(Dataset rows)
╭──
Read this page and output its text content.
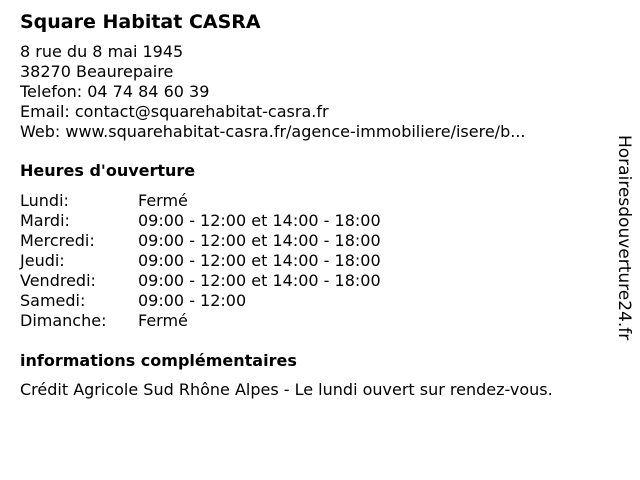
Square Habitat CASRA
8 rue du 8 mai 1945
38270 Beaurepaire
Telefon: 04 74 84 60 39
Email: contact@squarehabitat-casra.fr
Web: www.squarehabitat-casra.fr/agence-immobiliere/isere/b...
Heures d'ouverture
Lundi:	Fermé
Mardi:	09:00 - 12:00 et 14:00 - 18:00
Mercredi:	09:00 - 12:00 et 14:00 - 18:00
Jeudi:	09:00 - 12:00 et 14:00 - 18:00
Vendredi:	09:00 - 12:00 et 14:00 - 18:00
Samedi:	09:00 - 12:00
Dimanche:	Fermé
informations complémentaires
Crédit Agricole Sud Rhône Alpes - Le lundi ouvert sur rendez-vous.
Horairesdouverture24.fr
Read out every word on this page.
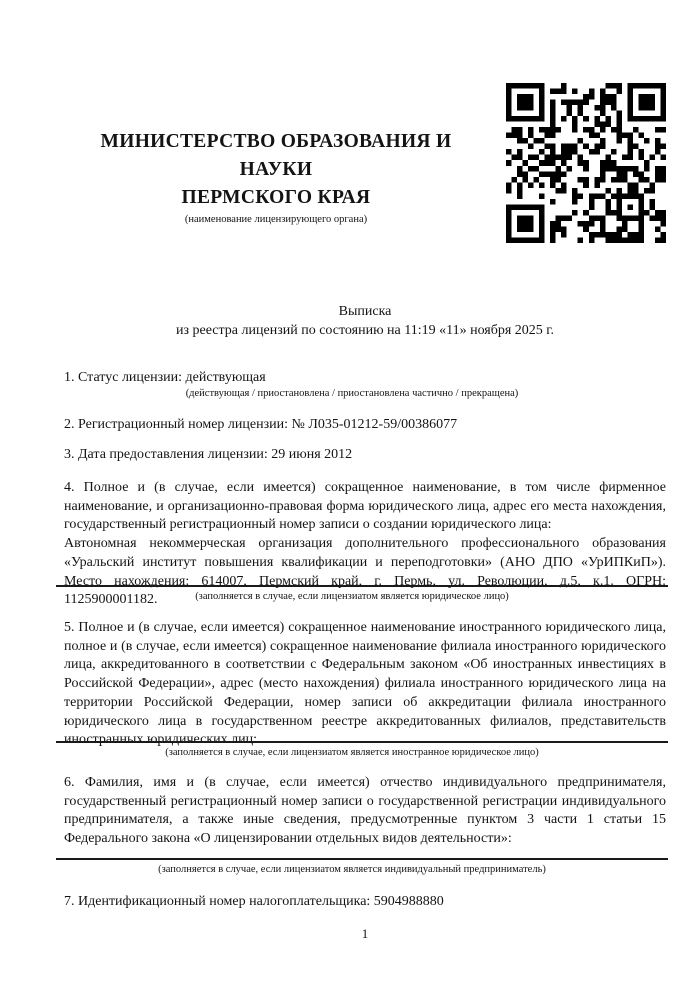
МИНИСТЕРСТВО ОБРАЗОВАНИЯ И НАУКИ
ПЕРМСКОГО КРАЯ
(наименование лицензирующего органа)
Выписка
из реестра лицензий по состоянию на 11:19 «11» ноября 2025 г.
1. Статус лицензии: действующая
(действующая / приостановлена / приостановлена частично / прекращена)
2. Регистрационный номер лицензии: № Л035-01212-59/00386077
3. Дата предоставления лицензии: 29 июня 2012
4. Полное и (в случае, если имеется) сокращенное наименование, в том числе фирменное наименование, и организационно-правовая форма юридического лица, адрес его места нахождения, государственный регистрационный номер записи о создании юридического лица:
Автономная некоммерческая организация дополнительного профессионального образования «Уральский институт повышения квалификации и переподготовки» (АНО ДПО «УрИПКиП»). Место нахождения: 614007, Пермский край, г. Пермь, ул. Революции, д.5, к.1. ОГРН: 1125900001182.	(заполняется в случае, если лицензиатом является юридическое лицо)
5. Полное и (в случае, если имеется) сокращенное наименование иностранного юридического лица, полное и (в случае, если имеется) сокращенное наименование филиала иностранного юридического лица, аккредитованного в соответствии с Федеральным законом «Об иностранных инвестициях в Российской Федерации», адрес (место нахождения) филиала иностранного юридического лица на территории Российской Федерации, номер записи об аккредитации филиала иностранного юридического лица в государственном реестре аккредитованных филиалов, представительств иностранных юридических лиц:
(заполняется в случае, если лицензиатом является иностранное юридическое лицо)
6. Фамилия, имя и (в случае, если имеется) отчество индивидуального предпринимателя, государственный регистрационный номер записи о государственной регистрации индивидуального предпринимателя, а также иные сведения, предусмотренные пунктом 3 части 1 статьи 15 Федерального закона «О лицензировании отдельных видов деятельности»:
(заполняется в случае, если лицензиатом является индивидуальный предприниматель)
7. Идентификационный номер налогоплательщика: 5904988880
1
╰──
Isolate the lines above that contain the word "Read" and copy them.

Read this page and output its text content.
Read out every word on this page.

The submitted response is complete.